Your objective:
Quote the entries word for word. Omit the pictures.

Supplied records:
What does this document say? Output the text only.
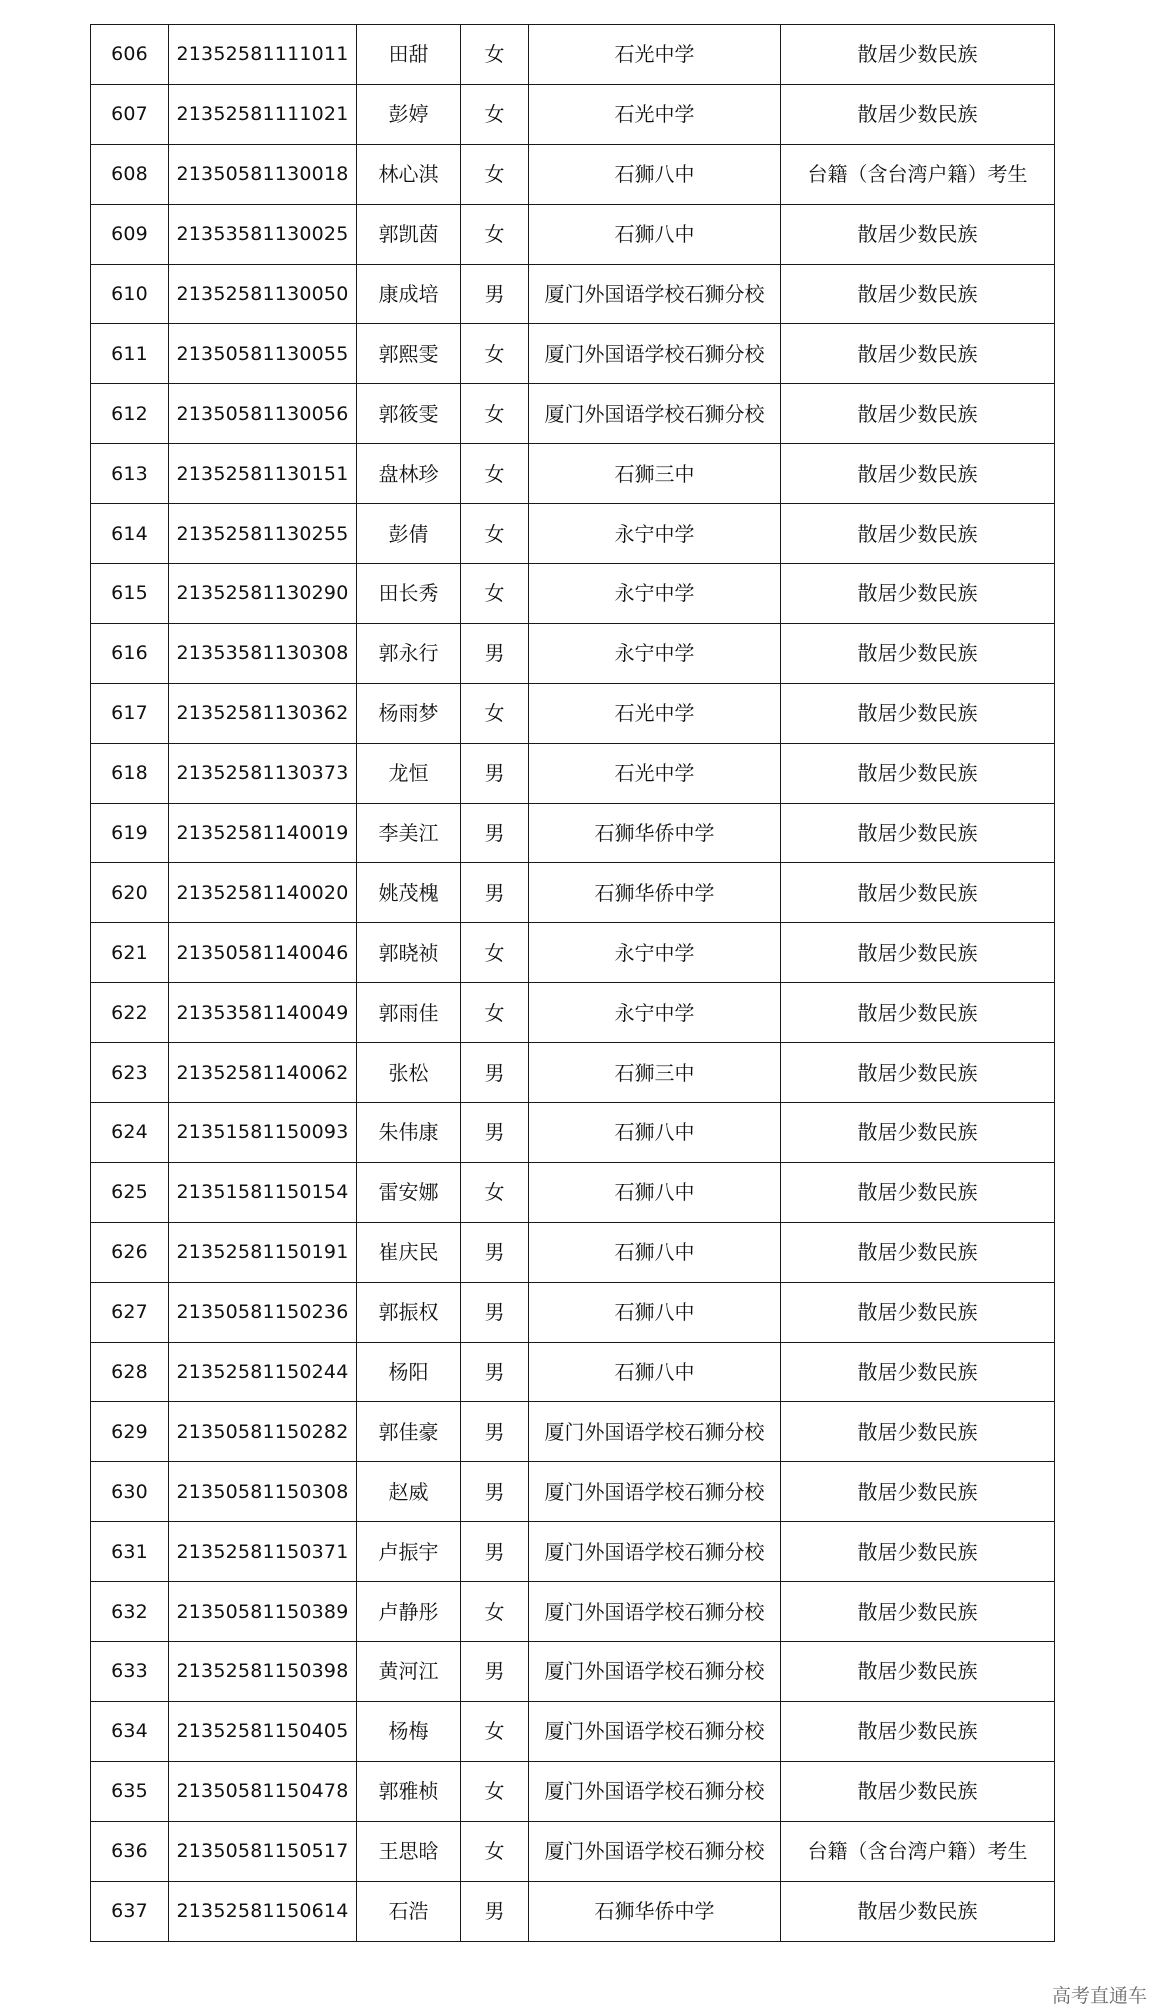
606	21352581111011	田甜	女	石光中学	散居少数民族
607	21352581111021	彭婷	女	石光中学	散居少数民族
608	21350581130018	林心淇	女	石狮八中	台籍（含台湾户籍）考生
609	21353581130025	郭凯茵	女	石狮八中	散居少数民族
610	21352581130050	康成培	男	厦门外国语学校石狮分校	散居少数民族
611	21350581130055	郭熙雯	女	厦门外国语学校石狮分校	散居少数民族
612	21350581130056	郭筱雯	女	厦门外国语学校石狮分校	散居少数民族
613	21352581130151	盘林珍	女	石狮三中	散居少数民族
614	21352581130255	彭倩	女	永宁中学	散居少数民族
615	21352581130290	田长秀	女	永宁中学	散居少数民族
616	21353581130308	郭永行	男	永宁中学	散居少数民族
617	21352581130362	杨雨梦	女	石光中学	散居少数民族
618	21352581130373	龙恒	男	石光中学	散居少数民族
619	21352581140019	李美江	男	石狮华侨中学	散居少数民族
620	21352581140020	姚茂槐	男	石狮华侨中学	散居少数民族
621	21350581140046	郭晓祯	女	永宁中学	散居少数民族
622	21353581140049	郭雨佳	女	永宁中学	散居少数民族
623	21352581140062	张松	男	石狮三中	散居少数民族
624	21351581150093	朱伟康	男	石狮八中	散居少数民族
625	21351581150154	雷安娜	女	石狮八中	散居少数民族
626	21352581150191	崔庆民	男	石狮八中	散居少数民族
627	21350581150236	郭振权	男	石狮八中	散居少数民族
628	21352581150244	杨阳	男	石狮八中	散居少数民族
629	21350581150282	郭佳豪	男	厦门外国语学校石狮分校	散居少数民族
630	21350581150308	赵威	男	厦门外国语学校石狮分校	散居少数民族
631	21352581150371	卢振宇	男	厦门外国语学校石狮分校	散居少数民族
632	21350581150389	卢静彤	女	厦门外国语学校石狮分校	散居少数民族
633	21352581150398	黄河江	男	厦门外国语学校石狮分校	散居少数民族
634	21352581150405	杨梅	女	厦门外国语学校石狮分校	散居少数民族
635	21350581150478	郭雅桢	女	厦门外国语学校石狮分校	散居少数民族
636	21350581150517	王思晗	女	厦门外国语学校石狮分校	台籍（含台湾户籍）考生
637	21352581150614	石浩	男	石狮华侨中学	散居少数民族
高考直通车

Reply:
What does this document say? Output the text only.
606	21352581111011	田甜	女	石光中学	散居少数民族
607	21352581111021	彭婷	女	石光中学	散居少数民族
608	21350581130018	林心淇	女	石狮八中	台籍（含台湾户籍）考生
609	21353581130025	郭凯茵	女	石狮八中	散居少数民族
610	21352581130050	康成培	男	厦门外国语学校石狮分校	散居少数民族
611	21350581130055	郭熙雯	女	厦门外国语学校石狮分校	散居少数民族
612	21350581130056	郭筱雯	女	厦门外国语学校石狮分校	散居少数民族
613	21352581130151	盘林珍	女	石狮三中	散居少数民族
614	21352581130255	彭倩	女	永宁中学	散居少数民族
615	21352581130290	田长秀	女	永宁中学	散居少数民族
616	21353581130308	郭永行	男	永宁中学	散居少数民族
617	21352581130362	杨雨梦	女	石光中学	散居少数民族
618	21352581130373	龙恒	男	石光中学	散居少数民族
619	21352581140019	李美江	男	石狮华侨中学	散居少数民族
620	21352581140020	姚茂槐	男	石狮华侨中学	散居少数民族
621	21350581140046	郭晓祯	女	永宁中学	散居少数民族
622	21353581140049	郭雨佳	女	永宁中学	散居少数民族
623	21352581140062	张松	男	石狮三中	散居少数民族
624	21351581150093	朱伟康	男	石狮八中	散居少数民族
625	21351581150154	雷安娜	女	石狮八中	散居少数民族
626	21352581150191	崔庆民	男	石狮八中	散居少数民族
627	21350581150236	郭振权	男	石狮八中	散居少数民族
628	21352581150244	杨阳	男	石狮八中	散居少数民族
629	21350581150282	郭佳豪	男	厦门外国语学校石狮分校	散居少数民族
630	21350581150308	赵威	男	厦门外国语学校石狮分校	散居少数民族
631	21352581150371	卢振宇	男	厦门外国语学校石狮分校	散居少数民族
632	21350581150389	卢静彤	女	厦门外国语学校石狮分校	散居少数民族
633	21352581150398	黄河江	男	厦门外国语学校石狮分校	散居少数民族
634	21352581150405	杨梅	女	厦门外国语学校石狮分校	散居少数民族
635	21350581150478	郭雅桢	女	厦门外国语学校石狮分校	散居少数民族
636	21350581150517	王思晗	女	厦门外国语学校石狮分校	台籍（含台湾户籍）考生
637	21352581150614	石浩	男	石狮华侨中学	散居少数民族
高考直通车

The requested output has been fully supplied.